= EXCERPT PROVIDED =
━━━━
# Purchasing Points



## OlympianHiawatha (Aug 17, 2008)

I know AGR limits point purchases to 10,000 per calendar year, but does their calendar start with the purchase date, or does it follow the standard calendar? In other words, if, for example, I purchased 10,000 points on 31 DEC 2008, would I be able to add to by account again on 2 JAN 2009?


----------



## Rail Freak (Aug 17, 2008)

OlympianHiawatha said:


> I know AGR limits point purchases to 10,000 per calendar year, but does their calendar start with the purchase date, or does it follow the standard calendar? In other words, if, for example, I purchased 10,000 points on 31 DEC 2008, would I be able to add to by account again on 2 JAN 2009?


I would vote yes


----------



## the_traveler (Aug 17, 2008)

Yes, the "calendar year" goes from 1/1 to 12/31. Thus it would be possible to purchase 10,000 points on 12/31 @ 11 PM and another 10,00 points on 1/1 @ 1 AM - since they were bought in different "years"!


----------



## sechs (Aug 18, 2008)

To be clear, a "calendar year" is always the year that starts the first day on the calendar and ends on the last day on the calendar for a given year.

One year from the date of purchase is referred to as "one year from the date of purchase."


----------



## the_traveler (Aug 18, 2008)

sechs said:


> To be clear, a "calendar year" is always the year that starts the first day on the calendar and ends on the last day on the calendar for a given year.
> One year from the date of purchase is referred to as "one year from the date of purchase."


But for AGR (and many airline frequent flyer programs and hotel frequent stay programs), the "calendar year" is January 1 to December 31 only. It doesn't matter if it's January 5, April 20 or September 15, the new calendar year begins for the next year on January 1! Even HHonors is going from the "Rolling VIP Tier" (which started to count stays from 1 year from your stay) to a calendar year (of 1/1 to 12/31)!


----------



## sechs (Aug 18, 2008)

I swear that's what I said....


----------



## Bigval109 (Sep 12, 2008)

sechs said:


> I swear that's what I said....


 perhaps next year they will have another no fee period when we can rack up some points. I've hit my limit a couple of weeks ago. I want a two zone bedroom going to cali. I live on the east coast so I may have to go coach to the begining of zone two.


----------



## the_traveler (Sep 12, 2008)

Bigval109 said:


> perhaps next year they will have another no fee period when we can rack up some points. I've hit my limit a couple of weeks ago. I want a two zone bedroom going to cali. I live on the east coast so I may have to go *coach to the begining of zone two*.


If the loophole routing is still in place, and you don't mind the extra train time and miles :lol: , you may want to go coach to ATL (which is the border between the eastern and midwest zones). Then the route you on the Crescent to CVS or WAS to get to CHI (and CA) for 2 zones!

I am going coach from KIN-BHM (using a 1 zone coach award KIN-ATL and paying ~$27 cash for ATL-BHM - and earning more points  ), and then a 2 zone roomette or bedroom BHM-LAX! By doing this, 4+ zones cost 25.5K/35.5K instead of 35K/50K for 3 zones!


----------
━━━━
= DATA PROVIDED =
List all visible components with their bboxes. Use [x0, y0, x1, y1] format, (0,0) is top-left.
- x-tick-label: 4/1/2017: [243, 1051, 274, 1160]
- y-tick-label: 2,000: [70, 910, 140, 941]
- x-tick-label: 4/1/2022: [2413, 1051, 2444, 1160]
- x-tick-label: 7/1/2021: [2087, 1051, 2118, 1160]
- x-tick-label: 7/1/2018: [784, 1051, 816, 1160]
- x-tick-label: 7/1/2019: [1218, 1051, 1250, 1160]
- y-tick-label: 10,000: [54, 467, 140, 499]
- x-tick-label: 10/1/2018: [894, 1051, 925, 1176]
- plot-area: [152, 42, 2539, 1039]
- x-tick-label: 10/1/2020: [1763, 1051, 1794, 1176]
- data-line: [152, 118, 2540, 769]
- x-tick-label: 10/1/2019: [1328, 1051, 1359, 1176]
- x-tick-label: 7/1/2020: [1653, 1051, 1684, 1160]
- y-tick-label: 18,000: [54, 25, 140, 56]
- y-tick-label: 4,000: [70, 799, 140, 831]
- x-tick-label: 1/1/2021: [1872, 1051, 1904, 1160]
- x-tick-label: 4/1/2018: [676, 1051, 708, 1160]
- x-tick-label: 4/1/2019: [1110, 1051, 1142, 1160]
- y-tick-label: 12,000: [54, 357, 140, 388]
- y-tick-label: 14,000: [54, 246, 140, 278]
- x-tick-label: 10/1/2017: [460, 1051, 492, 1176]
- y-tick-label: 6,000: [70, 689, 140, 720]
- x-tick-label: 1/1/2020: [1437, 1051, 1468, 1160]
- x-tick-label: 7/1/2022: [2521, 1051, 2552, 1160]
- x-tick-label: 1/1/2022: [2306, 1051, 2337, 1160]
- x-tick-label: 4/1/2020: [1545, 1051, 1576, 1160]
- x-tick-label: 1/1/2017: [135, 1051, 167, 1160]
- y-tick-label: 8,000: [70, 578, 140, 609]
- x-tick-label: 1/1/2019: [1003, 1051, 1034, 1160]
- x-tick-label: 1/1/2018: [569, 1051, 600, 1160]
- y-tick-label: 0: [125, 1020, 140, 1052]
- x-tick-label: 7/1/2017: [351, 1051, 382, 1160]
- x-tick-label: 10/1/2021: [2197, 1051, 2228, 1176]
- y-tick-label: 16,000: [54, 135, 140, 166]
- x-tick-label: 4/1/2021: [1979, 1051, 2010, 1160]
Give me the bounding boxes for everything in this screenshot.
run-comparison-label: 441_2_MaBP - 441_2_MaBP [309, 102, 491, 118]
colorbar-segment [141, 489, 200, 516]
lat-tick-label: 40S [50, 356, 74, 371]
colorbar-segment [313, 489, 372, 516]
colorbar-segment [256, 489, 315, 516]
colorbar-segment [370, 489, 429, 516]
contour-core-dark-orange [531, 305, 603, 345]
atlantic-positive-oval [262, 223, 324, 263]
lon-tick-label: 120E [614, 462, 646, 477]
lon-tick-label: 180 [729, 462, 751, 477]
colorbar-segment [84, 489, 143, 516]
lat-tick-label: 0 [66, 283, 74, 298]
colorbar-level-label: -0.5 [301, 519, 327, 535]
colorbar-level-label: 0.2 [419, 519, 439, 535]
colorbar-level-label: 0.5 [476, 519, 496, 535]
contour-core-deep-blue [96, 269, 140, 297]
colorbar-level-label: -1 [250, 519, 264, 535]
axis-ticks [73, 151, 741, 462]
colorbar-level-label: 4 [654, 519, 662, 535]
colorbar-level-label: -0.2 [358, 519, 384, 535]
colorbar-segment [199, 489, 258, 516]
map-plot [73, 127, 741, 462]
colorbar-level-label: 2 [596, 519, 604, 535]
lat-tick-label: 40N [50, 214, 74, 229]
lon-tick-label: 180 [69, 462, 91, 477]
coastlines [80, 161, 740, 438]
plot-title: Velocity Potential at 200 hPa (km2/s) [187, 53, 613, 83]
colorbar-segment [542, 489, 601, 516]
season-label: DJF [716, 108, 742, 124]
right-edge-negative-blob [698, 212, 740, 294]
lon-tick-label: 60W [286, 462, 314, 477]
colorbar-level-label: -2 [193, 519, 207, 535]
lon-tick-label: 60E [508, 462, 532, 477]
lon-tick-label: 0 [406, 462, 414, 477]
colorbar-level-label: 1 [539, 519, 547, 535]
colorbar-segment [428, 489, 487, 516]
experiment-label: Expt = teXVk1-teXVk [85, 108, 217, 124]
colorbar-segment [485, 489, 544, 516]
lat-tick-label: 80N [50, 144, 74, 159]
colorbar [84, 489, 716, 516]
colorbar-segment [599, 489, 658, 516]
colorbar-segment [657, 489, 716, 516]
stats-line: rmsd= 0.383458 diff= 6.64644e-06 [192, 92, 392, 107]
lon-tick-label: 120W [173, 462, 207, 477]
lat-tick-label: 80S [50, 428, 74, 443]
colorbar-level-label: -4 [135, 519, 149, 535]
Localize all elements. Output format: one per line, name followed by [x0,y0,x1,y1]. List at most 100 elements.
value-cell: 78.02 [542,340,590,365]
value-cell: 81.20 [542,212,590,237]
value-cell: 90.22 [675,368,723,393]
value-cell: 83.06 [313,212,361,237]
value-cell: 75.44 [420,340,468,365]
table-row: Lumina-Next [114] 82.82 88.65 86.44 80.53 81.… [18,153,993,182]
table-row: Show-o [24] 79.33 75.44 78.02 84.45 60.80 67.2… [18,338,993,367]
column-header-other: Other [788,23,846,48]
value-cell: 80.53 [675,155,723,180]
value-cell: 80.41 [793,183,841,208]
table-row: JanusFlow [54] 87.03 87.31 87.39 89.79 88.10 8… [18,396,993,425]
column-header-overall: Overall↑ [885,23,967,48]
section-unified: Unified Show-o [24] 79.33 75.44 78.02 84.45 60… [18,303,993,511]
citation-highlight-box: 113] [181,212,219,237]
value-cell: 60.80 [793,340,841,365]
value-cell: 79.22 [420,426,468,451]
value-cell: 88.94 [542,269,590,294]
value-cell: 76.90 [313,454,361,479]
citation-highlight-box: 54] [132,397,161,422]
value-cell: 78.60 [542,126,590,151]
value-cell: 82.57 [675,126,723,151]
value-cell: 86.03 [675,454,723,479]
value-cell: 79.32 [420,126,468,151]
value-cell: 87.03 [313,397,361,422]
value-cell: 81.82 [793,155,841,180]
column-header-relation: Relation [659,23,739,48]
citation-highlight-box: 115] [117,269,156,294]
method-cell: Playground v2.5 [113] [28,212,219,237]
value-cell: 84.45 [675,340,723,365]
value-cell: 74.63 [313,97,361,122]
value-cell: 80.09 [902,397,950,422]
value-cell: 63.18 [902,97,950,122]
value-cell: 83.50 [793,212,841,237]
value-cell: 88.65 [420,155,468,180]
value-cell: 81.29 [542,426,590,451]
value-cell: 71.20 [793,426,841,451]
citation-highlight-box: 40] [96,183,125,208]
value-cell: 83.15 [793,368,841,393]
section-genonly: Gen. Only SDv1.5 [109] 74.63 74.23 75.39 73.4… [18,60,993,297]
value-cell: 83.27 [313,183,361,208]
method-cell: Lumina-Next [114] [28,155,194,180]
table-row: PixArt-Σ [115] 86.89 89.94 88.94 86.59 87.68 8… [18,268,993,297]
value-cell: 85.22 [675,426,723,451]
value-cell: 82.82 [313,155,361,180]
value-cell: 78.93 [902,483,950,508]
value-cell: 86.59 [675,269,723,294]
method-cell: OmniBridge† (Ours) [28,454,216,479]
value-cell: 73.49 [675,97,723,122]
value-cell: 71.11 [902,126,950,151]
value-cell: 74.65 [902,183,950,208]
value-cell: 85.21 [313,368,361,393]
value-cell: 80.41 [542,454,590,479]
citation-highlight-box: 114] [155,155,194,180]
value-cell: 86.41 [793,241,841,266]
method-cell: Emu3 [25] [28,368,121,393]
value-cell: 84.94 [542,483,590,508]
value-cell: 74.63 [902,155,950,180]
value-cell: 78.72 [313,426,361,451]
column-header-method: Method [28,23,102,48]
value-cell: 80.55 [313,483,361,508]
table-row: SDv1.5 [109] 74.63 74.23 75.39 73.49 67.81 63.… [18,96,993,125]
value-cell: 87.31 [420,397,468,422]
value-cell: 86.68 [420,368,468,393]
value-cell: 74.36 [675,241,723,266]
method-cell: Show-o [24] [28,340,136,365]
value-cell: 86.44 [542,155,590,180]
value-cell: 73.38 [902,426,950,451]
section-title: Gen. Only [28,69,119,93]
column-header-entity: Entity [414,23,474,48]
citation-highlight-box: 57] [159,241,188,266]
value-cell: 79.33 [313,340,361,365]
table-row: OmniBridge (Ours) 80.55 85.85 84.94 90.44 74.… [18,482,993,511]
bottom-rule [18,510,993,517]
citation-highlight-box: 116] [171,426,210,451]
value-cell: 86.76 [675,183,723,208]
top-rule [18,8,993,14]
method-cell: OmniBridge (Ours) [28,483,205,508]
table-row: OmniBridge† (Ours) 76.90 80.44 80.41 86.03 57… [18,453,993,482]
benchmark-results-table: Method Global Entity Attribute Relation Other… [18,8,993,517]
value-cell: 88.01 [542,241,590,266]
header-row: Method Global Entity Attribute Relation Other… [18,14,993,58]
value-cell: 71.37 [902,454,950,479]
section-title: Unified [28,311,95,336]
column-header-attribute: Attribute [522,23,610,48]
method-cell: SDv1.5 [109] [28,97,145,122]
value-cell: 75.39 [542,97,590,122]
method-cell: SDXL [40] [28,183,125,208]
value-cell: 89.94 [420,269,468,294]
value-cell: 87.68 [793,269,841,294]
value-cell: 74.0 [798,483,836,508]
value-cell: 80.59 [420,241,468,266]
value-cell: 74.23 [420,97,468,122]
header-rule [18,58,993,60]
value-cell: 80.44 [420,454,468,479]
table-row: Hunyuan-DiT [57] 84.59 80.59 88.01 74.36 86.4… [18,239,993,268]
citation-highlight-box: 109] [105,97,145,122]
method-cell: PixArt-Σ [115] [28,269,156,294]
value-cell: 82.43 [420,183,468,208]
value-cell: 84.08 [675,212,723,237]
━━━━
= CHALLENGES =
1: In the thread on purchasing points, which stop is named as the border between the eastern and midwest zones?
2: Rewrite the thread on purchasing points from "## OlympianHiawatha (Aug" up to and including "Freak (Aug 17, 2008)", replacing "calendar year" with "twelve-month period".
The data plays no part in any of this.

= THE REPLIES =
1: ATL

2:
## OlympianHiawatha (Aug 17, 2008)

I know AGR limits point purchases to 10,000 per twelve-month period, but does their calendar start with the purchase date, or does it follow the standard calendar? In other words, if, for example, I purchased 10,000 points on 31 DEC 2008, would I be able to add to by account again on 2 JAN 2009?


----------



## Rail Freak (Aug 17, 2008)